A block of data
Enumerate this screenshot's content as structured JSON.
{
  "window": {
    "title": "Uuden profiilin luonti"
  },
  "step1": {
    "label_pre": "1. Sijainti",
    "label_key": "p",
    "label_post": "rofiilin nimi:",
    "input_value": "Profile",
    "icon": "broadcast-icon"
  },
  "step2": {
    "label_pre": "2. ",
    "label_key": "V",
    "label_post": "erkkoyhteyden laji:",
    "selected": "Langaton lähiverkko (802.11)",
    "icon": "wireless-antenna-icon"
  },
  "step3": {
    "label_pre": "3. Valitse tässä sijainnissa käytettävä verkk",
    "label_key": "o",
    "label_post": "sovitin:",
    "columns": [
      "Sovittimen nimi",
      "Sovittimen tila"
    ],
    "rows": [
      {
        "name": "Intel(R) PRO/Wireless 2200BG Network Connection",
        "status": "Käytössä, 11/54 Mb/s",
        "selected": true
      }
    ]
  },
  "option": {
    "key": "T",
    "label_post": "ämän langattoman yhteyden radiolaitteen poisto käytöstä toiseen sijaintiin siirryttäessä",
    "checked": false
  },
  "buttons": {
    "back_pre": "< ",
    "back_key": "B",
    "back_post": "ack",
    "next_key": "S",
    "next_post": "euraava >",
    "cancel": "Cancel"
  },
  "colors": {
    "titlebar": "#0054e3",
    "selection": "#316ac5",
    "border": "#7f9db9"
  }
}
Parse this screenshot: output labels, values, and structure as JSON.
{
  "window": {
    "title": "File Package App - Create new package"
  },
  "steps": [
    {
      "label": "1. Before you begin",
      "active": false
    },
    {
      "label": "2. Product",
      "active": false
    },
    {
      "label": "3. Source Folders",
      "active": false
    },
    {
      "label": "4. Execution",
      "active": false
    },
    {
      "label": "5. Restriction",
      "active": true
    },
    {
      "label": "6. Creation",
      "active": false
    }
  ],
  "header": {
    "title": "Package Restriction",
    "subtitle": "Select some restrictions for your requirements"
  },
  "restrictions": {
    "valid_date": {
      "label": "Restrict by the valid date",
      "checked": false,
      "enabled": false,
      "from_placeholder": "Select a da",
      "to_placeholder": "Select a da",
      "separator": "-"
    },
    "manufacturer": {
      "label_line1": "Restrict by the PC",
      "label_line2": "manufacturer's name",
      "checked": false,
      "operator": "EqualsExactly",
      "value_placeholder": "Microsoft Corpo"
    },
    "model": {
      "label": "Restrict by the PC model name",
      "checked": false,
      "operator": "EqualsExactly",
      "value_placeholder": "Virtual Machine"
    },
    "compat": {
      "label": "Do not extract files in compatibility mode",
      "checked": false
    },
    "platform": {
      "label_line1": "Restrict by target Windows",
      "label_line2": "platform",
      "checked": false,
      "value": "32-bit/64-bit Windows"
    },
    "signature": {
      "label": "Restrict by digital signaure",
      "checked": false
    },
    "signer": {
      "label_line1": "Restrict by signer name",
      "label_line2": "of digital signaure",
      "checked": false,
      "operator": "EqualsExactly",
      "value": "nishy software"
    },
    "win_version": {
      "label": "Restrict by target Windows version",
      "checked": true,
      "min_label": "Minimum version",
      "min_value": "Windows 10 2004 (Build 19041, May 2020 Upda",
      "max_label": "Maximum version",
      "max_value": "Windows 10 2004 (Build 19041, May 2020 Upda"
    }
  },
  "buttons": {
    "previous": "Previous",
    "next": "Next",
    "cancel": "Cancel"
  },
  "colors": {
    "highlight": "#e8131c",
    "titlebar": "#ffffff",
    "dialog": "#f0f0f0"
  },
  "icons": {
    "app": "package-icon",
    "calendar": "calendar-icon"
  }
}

| Exercise |
Go through the listing above and return every line where the word "nimi" occurs.

| Result |
    "label_post": "rofiilin nimi:",
      "Sovittimen nimi",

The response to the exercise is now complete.